_EXCERPTED PASSAGE_.

This is futex_wait_requeue_pi():
        /* Queue the futex_q, drop the hb lock, wait for wakeup. */
        futex_wait_queue_me(hb, &q, to);
        
        spin_lock(&hb->lock);
        ret = handle_early_requeue_pi_wakeup(hb, &q, &key2, to);
        spin_unlock(&hb->lock);


Snippets from the trace:

 pthread_cond_ma-4176  [003]   395.357310: bprint:               task_blocks_on_rt_mutex : 4176 blocks on waiter:
 pthread_cond_ma-4176  [003]   395.357310: bprint:               task_blocks_on_rt_mutex :   waiter: 0xffff88042ded9b68
 pthread_cond_ma-4176  [003]   395.357311: bprint:               task_blocks_on_rt_mutex :   waiter->lock: 0xffffffff821fc9a8
 pthread_cond_ma-4176  [003]   395.357311: bprint:               task_blocks_on_rt_mutex :   was: 0xffff88042ded9cc8
                                                                                             ^ should always be NULL
 pthread_cond_ma-4176  [003]   395.357311: bprint:               task_blocks_on_rt_mutex :   oldwaiter->lock: 0xffff8804104d0450


 pthread_cond_ma-3870  [000]   395.357732: bprint:               wakeup_next_waiter : BUG: waiter changed
 pthread_cond_ma-3870  [000]   395.357733: bprint:               wakeup_next_waiter : pendowner pid: 4176
 pthread_cond_ma-3870  [000]   395.357734: bprint:               wakeup_next_waiter : pendowner comm:
 pthread_cond_ma-3870  [000]   395.357734: bprint:               wakeup_next_waiter : waiter->lock: 0xffff8804104d0450
 pthread_cond_ma-3870  [000]   395.357734: bprint:               wakeup_next_waiter : pi_blocked_on->lock: 0xffffffff821fc9a8
 
The one it changed to is the one we see in the task_blocks_on_rt_mutex
above. It has woken from the futex_wait_queue_me() after having been
requeued to the pi futex (we know this because it wouldn't have a
pi_blocked_on if it was still on the wait queue futex. Also the
futex_unlock_pi() call by 3870 is trying to unlock the previous lock
4167 was locked on.
 
The core of the problem is that the proxy_lock blocks a task on a lock
the task knows nothing about. So when it wakes up inside of
futex_wait_requeue_pi, it immediately tries to block on hb->lock to
check why it woke up. This has the potential to block the task on two
locks (thus overwriting the pi_blocked_on). Any attempt preventing this
involves a lock, and ultimiately the hb->lock. The only solution I see
is to make the hb->locks raw locks (thanks to Steven Rostedt for
original idea and batting this around with me in IRC).
 
Given the contention the hb->locks can be under, I'm concerned about the
latency impacts this can have, still, I don't see another way to allow
for the proxy locking that the rtmutex semantics require for requeue_pi
to work. I'll work up a patch and do some testing to see if I can get a
feel for the impact.

Ugh.

_GIVEN TASK 1_.
Name every function called in the code lines that the futex excerpt quotes from futex_wait_requeue_pi().

_RECORDS SHOWN_.
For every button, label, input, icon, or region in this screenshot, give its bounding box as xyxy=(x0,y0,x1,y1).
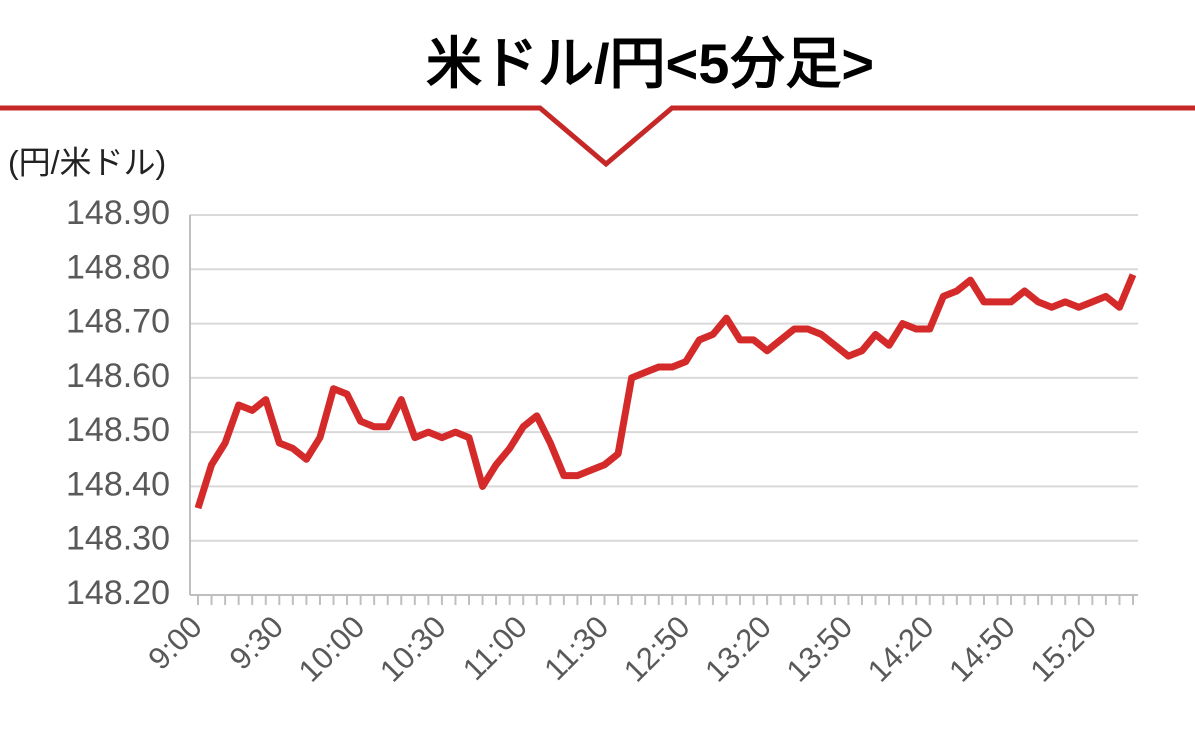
x-tick-label: 14:50 xyxy=(942,609,1022,689)
x-tick-label: 11:30 xyxy=(537,609,615,687)
y-tick-label: 148.30 xyxy=(66,520,170,558)
x-tick-label: 13:20 xyxy=(698,609,778,689)
x-tick-label: 15:20 xyxy=(1023,609,1103,689)
x-tick-label: 12:50 xyxy=(617,609,697,689)
x-tick-label: 13:50 xyxy=(780,609,860,689)
y-tick-label: 148.40 xyxy=(66,465,170,503)
y-tick-label: 148.60 xyxy=(66,357,170,395)
title-decoration xyxy=(0,105,1195,168)
y-tick-label: 148.20 xyxy=(66,574,170,612)
y-tick-label: 148.50 xyxy=(66,411,170,449)
y-tick-label: 148.90 xyxy=(66,194,170,232)
x-tick-label: 9:00 xyxy=(141,609,208,676)
chart-title: 米ドル/円<5分足> xyxy=(426,32,874,95)
y-axis-label: (円/米ドル) xyxy=(8,144,166,180)
x-tick-label: 10:30 xyxy=(373,609,453,689)
x-tick-label: 10:00 xyxy=(292,609,372,689)
price-line xyxy=(194,273,1137,510)
y-tick-label: 148.80 xyxy=(66,248,170,286)
x-tick-label: 9:30 xyxy=(223,609,290,676)
x-tick-label: 11:00 xyxy=(456,609,534,687)
y-tick-label: 148.70 xyxy=(66,303,170,341)
x-tick-label: 14:20 xyxy=(861,609,941,689)
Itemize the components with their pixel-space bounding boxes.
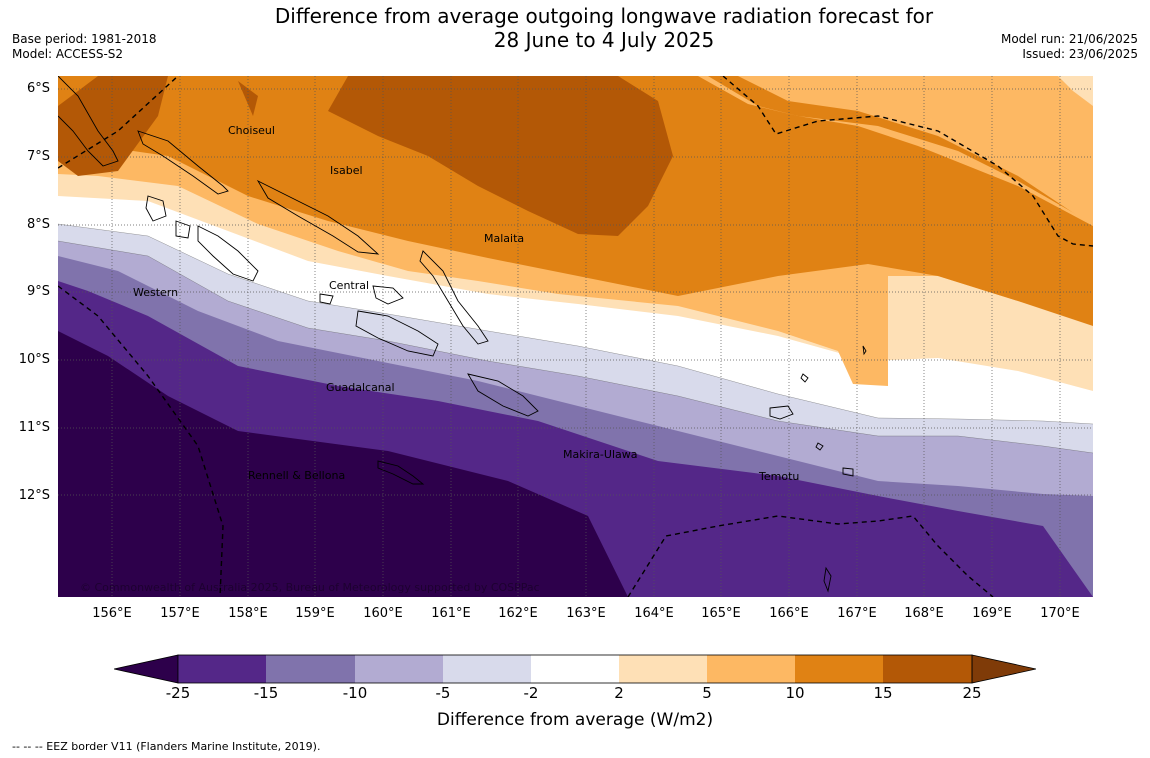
lat-label-9s: 9°S: [26, 284, 50, 299]
lon-label-170e: 170°E: [1040, 606, 1080, 621]
lon-label-169e: 169°E: [972, 606, 1012, 621]
colorbar-tick-neg10: -10: [342, 684, 368, 702]
colorbar-frame: [177, 654, 973, 684]
colorbar-tick-neg2: -2: [523, 684, 539, 702]
title-line-2: 28 June to 4 July 2025: [493, 28, 715, 52]
colorbar-segment-neg25-neg15: [178, 655, 266, 683]
colorbar-tick-neg25: -25: [165, 684, 191, 702]
island-new-georgia: [197, 225, 259, 282]
colorbar-segment-gt-25: [971, 654, 1036, 684]
colorbar-tick-5: 5: [702, 684, 712, 702]
eez-note: -- -- -- EEZ border V11 (Flanders Marine…: [12, 740, 321, 753]
label-malaita: Malaita: [484, 232, 524, 245]
region-labels: Choiseul Isabel Malaita Central Western …: [133, 124, 799, 483]
lon-label-160e: 160°E: [363, 606, 403, 621]
copyright-text: © Commonwealth of Australia 2025, Bureau…: [80, 581, 540, 594]
olr-anomaly-map: Choiseul Isabel Malaita Central Western …: [58, 76, 1093, 597]
map-title: Difference from average outgoing longwav…: [0, 4, 1150, 52]
title-line-1: Difference from average outgoing longwav…: [274, 4, 934, 28]
lon-label-167e: 167°E: [837, 606, 877, 621]
colorbar: [114, 654, 1036, 684]
colorbar-segment-lt-neg25: [114, 654, 179, 684]
island-small-2: [862, 345, 867, 356]
island-utupua: [815, 442, 824, 451]
island-choiseul: [137, 130, 229, 195]
band-p15-25-c: [238, 81, 258, 116]
colorbar-label: Difference from average (W/m2): [436, 710, 714, 730]
colorbar-segment-neg15-neg10: [266, 655, 355, 683]
island-makira: [467, 373, 539, 417]
label-makira-ulawa: Makira-Ulawa: [563, 448, 637, 461]
band-p15-25-b: [328, 76, 673, 236]
map-svg: Choiseul Isabel Malaita Central Western …: [58, 76, 1093, 597]
colorbar-tick-2: 2: [614, 684, 624, 702]
island-kolombangara: [175, 220, 191, 239]
island-vella: [145, 195, 167, 222]
lon-label-159e: 159°E: [295, 606, 335, 621]
colorbar-tick-25: 25: [962, 684, 982, 702]
colorbar-segment-p15-25: [883, 655, 972, 683]
lon-label-164e: 164°E: [634, 606, 674, 621]
colorbar-tick-neg5: -5: [435, 684, 451, 702]
colorbar-segment-neg2-2: [531, 655, 619, 683]
lon-label-168e: 168°E: [904, 606, 944, 621]
lon-label-162e: 162°E: [498, 606, 538, 621]
label-temotu: Temotu: [758, 470, 799, 483]
label-choiseul: Choiseul: [228, 124, 275, 137]
eez-borders: [58, 76, 1093, 597]
band-p15-25-a: [58, 76, 168, 176]
island-bougainville: [58, 76, 119, 167]
lat-label-8s: 8°S: [26, 217, 50, 232]
model-name: Model: ACCESS-S2: [12, 47, 124, 61]
issued-date: Issued: 23/06/2025: [1022, 47, 1138, 61]
band-p2-5-top-right: [1058, 76, 1093, 106]
island-guadalcanal: [355, 310, 439, 357]
label-western: Western: [133, 286, 178, 299]
lon-label-166e: 166°E: [769, 606, 809, 621]
label-isabel: Isabel: [330, 164, 363, 177]
contour-lines: [58, 223, 1093, 454]
band-p5-10-top-right: [738, 76, 1093, 226]
island-outlines: [58, 76, 867, 593]
lat-label-7s: 7°S: [26, 149, 50, 164]
island-santa-cruz: [769, 405, 794, 420]
label-guadalcanal: Guadalcanal: [326, 381, 395, 394]
label-rennell-bellona: Rennell & Bellona: [248, 469, 345, 482]
model-run: Model run: 21/06/2025: [1000, 32, 1138, 46]
model-info: Base period: 1981-2018 Model: ACCESS-S2: [12, 32, 157, 62]
colorbar-segment-neg10-neg5: [355, 655, 443, 683]
lat-label-10s: 10°S: [18, 352, 50, 367]
colorbar-tick-10: 10: [785, 684, 805, 702]
island-russell: [319, 293, 334, 305]
colorbar-segment-p5-10: [707, 655, 795, 683]
lat-label-6s: 6°S: [26, 81, 50, 96]
island-rennell: [377, 460, 425, 485]
base-period: Base period: 1981-2018: [12, 32, 157, 46]
island-isabel: [256, 179, 380, 255]
lon-label-165e: 165°E: [701, 606, 741, 621]
colorbar-segment-neg5-neg2: [443, 655, 531, 683]
lon-label-163e: 163°E: [566, 606, 606, 621]
island-small-3: [823, 566, 832, 593]
colorbar-tick-neg15: -15: [253, 684, 279, 702]
colorbar-tick-15: 15: [873, 684, 893, 702]
lon-label-158e: 158°E: [228, 606, 268, 621]
lon-label-156e: 156°E: [92, 606, 132, 621]
island-malaita: [419, 250, 489, 345]
label-central: Central: [329, 279, 369, 292]
colorbar-segment-p10-15: [795, 655, 883, 683]
island-small-1: [800, 373, 809, 383]
lat-label-11s: 11°S: [18, 420, 50, 435]
colorbar-segment-p2-5: [619, 655, 707, 683]
island-vanikoro: [842, 467, 854, 477]
lat-label-12s: 12°S: [18, 488, 50, 503]
run-info: Model run: 21/06/2025 Issued: 23/06/2025: [1001, 32, 1138, 62]
lon-label-161e: 161°E: [431, 606, 471, 621]
lon-label-157e: 157°E: [160, 606, 200, 621]
island-central-florida: [372, 285, 404, 305]
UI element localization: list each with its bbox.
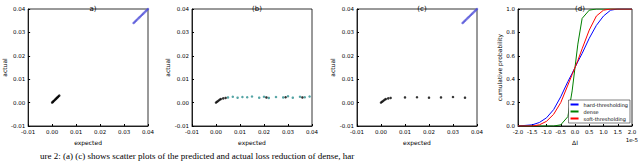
svg-text:1.0: 1.0 [599, 129, 608, 135]
svg-text:1.0: 1.0 [506, 6, 515, 12]
svg-text:a): a) [89, 5, 96, 13]
svg-text:0.03: 0.03 [342, 29, 355, 35]
svg-text:ure 2: (a) (c) shows scatter p: ure 2: (a) (c) shows scatter plots of th… [40, 151, 354, 161]
svg-text:-1.5: -1.5 [527, 129, 538, 135]
svg-text:0.02: 0.02 [342, 53, 354, 59]
svg-text:0.04: 0.04 [13, 6, 26, 12]
svg-text:0.04: 0.04 [342, 6, 355, 12]
svg-text:expected: expected [238, 139, 266, 147]
svg-text:0.2: 0.2 [506, 100, 515, 106]
svg-text:0.03: 0.03 [13, 29, 26, 35]
svg-text:0.01: 0.01 [399, 129, 411, 135]
svg-text:0.03: 0.03 [447, 129, 460, 135]
svg-text:-0.5: -0.5 [555, 129, 566, 135]
svg-text:0.04: 0.04 [142, 129, 155, 135]
svg-text:soft-thresholding: soft-thresholding [584, 116, 626, 123]
svg-text:2.0: 2.0 [628, 129, 637, 135]
svg-text:0.01: 0.01 [234, 129, 246, 135]
svg-text:-0.01: -0.01 [339, 123, 354, 129]
svg-text:(b): (b) [252, 5, 262, 13]
svg-text:0.02: 0.02 [423, 129, 435, 135]
svg-text:0.03: 0.03 [118, 129, 131, 135]
svg-text:0.01: 0.01 [342, 76, 354, 82]
svg-text:0.03: 0.03 [282, 129, 295, 135]
svg-text:0.00: 0.00 [13, 100, 26, 106]
svg-text:0.00: 0.00 [342, 100, 355, 106]
svg-text:0.01: 0.01 [70, 129, 82, 135]
svg-text:(c): (c) [417, 5, 427, 13]
svg-text:-0.01: -0.01 [350, 129, 364, 135]
svg-text:0.02: 0.02 [94, 129, 106, 135]
svg-text:0.6: 0.6 [506, 53, 515, 59]
svg-text:0.00: 0.00 [375, 129, 388, 135]
svg-text:0.02: 0.02 [258, 129, 270, 135]
svg-text:dense: dense [584, 109, 599, 115]
svg-text:actual: actual [1, 58, 8, 77]
svg-text:-0.01: -0.01 [174, 123, 189, 129]
svg-text:0.04: 0.04 [306, 129, 319, 135]
svg-text:1e-5: 1e-5 [626, 137, 639, 143]
svg-text:0.04: 0.04 [177, 6, 190, 12]
svg-text:-0.01: -0.01 [21, 129, 35, 135]
svg-text:0.02: 0.02 [177, 53, 189, 59]
svg-text:actual: actual [329, 58, 336, 77]
svg-text:-2.0: -2.0 [513, 129, 524, 135]
svg-text:0.00: 0.00 [177, 100, 190, 106]
svg-text:ΔI: ΔI [572, 139, 578, 146]
svg-text:actual: actual [164, 58, 171, 77]
svg-text:0.8: 0.8 [506, 29, 515, 35]
svg-text:0.0: 0.0 [506, 123, 515, 129]
svg-text:(d): (d) [575, 5, 585, 13]
svg-text:0.0: 0.0 [571, 129, 580, 135]
svg-text:0.4: 0.4 [506, 76, 515, 82]
svg-text:0.04: 0.04 [471, 129, 484, 135]
svg-text:0.02: 0.02 [13, 53, 25, 59]
svg-text:0.03: 0.03 [177, 29, 190, 35]
svg-text:-0.01: -0.01 [185, 129, 199, 135]
svg-text:hard-thresholding: hard-thresholding [584, 102, 628, 109]
svg-text:0.01: 0.01 [177, 76, 189, 82]
svg-text:expected: expected [74, 139, 102, 147]
svg-text:-1.0: -1.0 [541, 129, 552, 135]
svg-text:0.00: 0.00 [210, 129, 223, 135]
svg-text:1.5: 1.5 [613, 129, 622, 135]
svg-text:-0.01: -0.01 [10, 123, 26, 129]
svg-text:0.00: 0.00 [46, 129, 59, 135]
svg-text:expected: expected [403, 139, 431, 147]
svg-text:0.5: 0.5 [585, 129, 594, 135]
svg-text:0.01: 0.01 [13, 76, 25, 82]
svg-text:cumulative probability: cumulative probability [496, 33, 504, 101]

_GIVEN TASK 2_.
In the records, copy out word for word the part that opens with the line containing "svg-text:1.0: 1.0 [599, 129, 608, 135]" and closes with the line containing "svg-text:0.04: 0.04 [471, 129, 484, 135]", both of those lines included.

_COMPLETE ANSWER 1_.
futex_wait_queue_me, spin_lock, handle_early_requeue_pi_wakeup, spin_unlock

_COMPLETE ANSWER 2_.
svg-text:1.0: 1.0 [599, 129, 608, 135]
svg-text:1.0: 1.0 [506, 6, 515, 12]
svg-text:a): a) [89, 5, 96, 13]
svg-text:0.03: 0.03 [342, 29, 355, 35]
svg-text:ure 2: (a) (c) shows scatter p: ure 2: (a) (c) shows scatter plots of th… [40, 151, 354, 161]
svg-text:-1.5: -1.5 [527, 129, 538, 135]
svg-text:0.02: 0.02 [342, 53, 354, 59]
svg-text:0.04: 0.04 [13, 6, 26, 12]
svg-text:0.04: 0.04 [342, 6, 355, 12]
svg-text:expected: expected [238, 139, 266, 147]
svg-text:0.2: 0.2 [506, 100, 515, 106]
svg-text:0.03: 0.03 [13, 29, 26, 35]
svg-text:0.01: 0.01 [399, 129, 411, 135]
svg-text:0.03: 0.03 [447, 129, 460, 135]
svg-text:-0.5: -0.5 [555, 129, 566, 135]
svg-text:0.04: 0.04 [142, 129, 155, 135]
svg-text:soft-thresholding: soft-thresholding [584, 116, 626, 123]
svg-text:2.0: 2.0 [628, 129, 637, 135]
svg-text:0.01: 0.01 [234, 129, 246, 135]
svg-text:-0.01: -0.01 [339, 123, 354, 129]
svg-text:(b): (b) [252, 5, 262, 13]
svg-text:0.02: 0.02 [423, 129, 435, 135]
svg-text:0.03: 0.03 [118, 129, 131, 135]
svg-text:0.01: 0.01 [342, 76, 354, 82]
svg-text:0.03: 0.03 [282, 129, 295, 135]
svg-text:0.00: 0.00 [13, 100, 26, 106]
svg-text:0.00: 0.00 [342, 100, 355, 106]
svg-text:0.01: 0.01 [70, 129, 82, 135]
svg-text:(c): (c) [417, 5, 427, 13]
svg-text:-0.01: -0.01 [350, 129, 364, 135]
svg-text:0.02: 0.02 [94, 129, 106, 135]
svg-text:0.6: 0.6 [506, 53, 515, 59]
svg-text:0.00: 0.00 [375, 129, 388, 135]
svg-text:0.02: 0.02 [258, 129, 270, 135]
svg-text:dense: dense [584, 109, 599, 115]
svg-text:actual: actual [1, 58, 8, 77]
svg-text:-0.01: -0.01 [174, 123, 189, 129]
svg-text:0.04: 0.04 [306, 129, 319, 135]
svg-text:1e-5: 1e-5 [626, 137, 639, 143]
svg-text:0.04: 0.04 [177, 6, 190, 12]
svg-text:-0.01: -0.01 [21, 129, 35, 135]
svg-text:0.02: 0.02 [177, 53, 189, 59]
svg-text:actual: actual [329, 58, 336, 77]
svg-text:-2.0: -2.0 [513, 129, 524, 135]
svg-text:0.00: 0.00 [177, 100, 190, 106]
svg-text:ΔI: ΔI [572, 139, 578, 146]
svg-text:actual: actual [164, 58, 171, 77]
svg-text:0.8: 0.8 [506, 29, 515, 35]
svg-text:0.0: 0.0 [506, 123, 515, 129]
svg-text:(d): (d) [575, 5, 585, 13]
svg-text:0.0: 0.0 [571, 129, 580, 135]
svg-text:0.4: 0.4 [506, 76, 515, 82]
svg-text:0.04: 0.04 [471, 129, 484, 135]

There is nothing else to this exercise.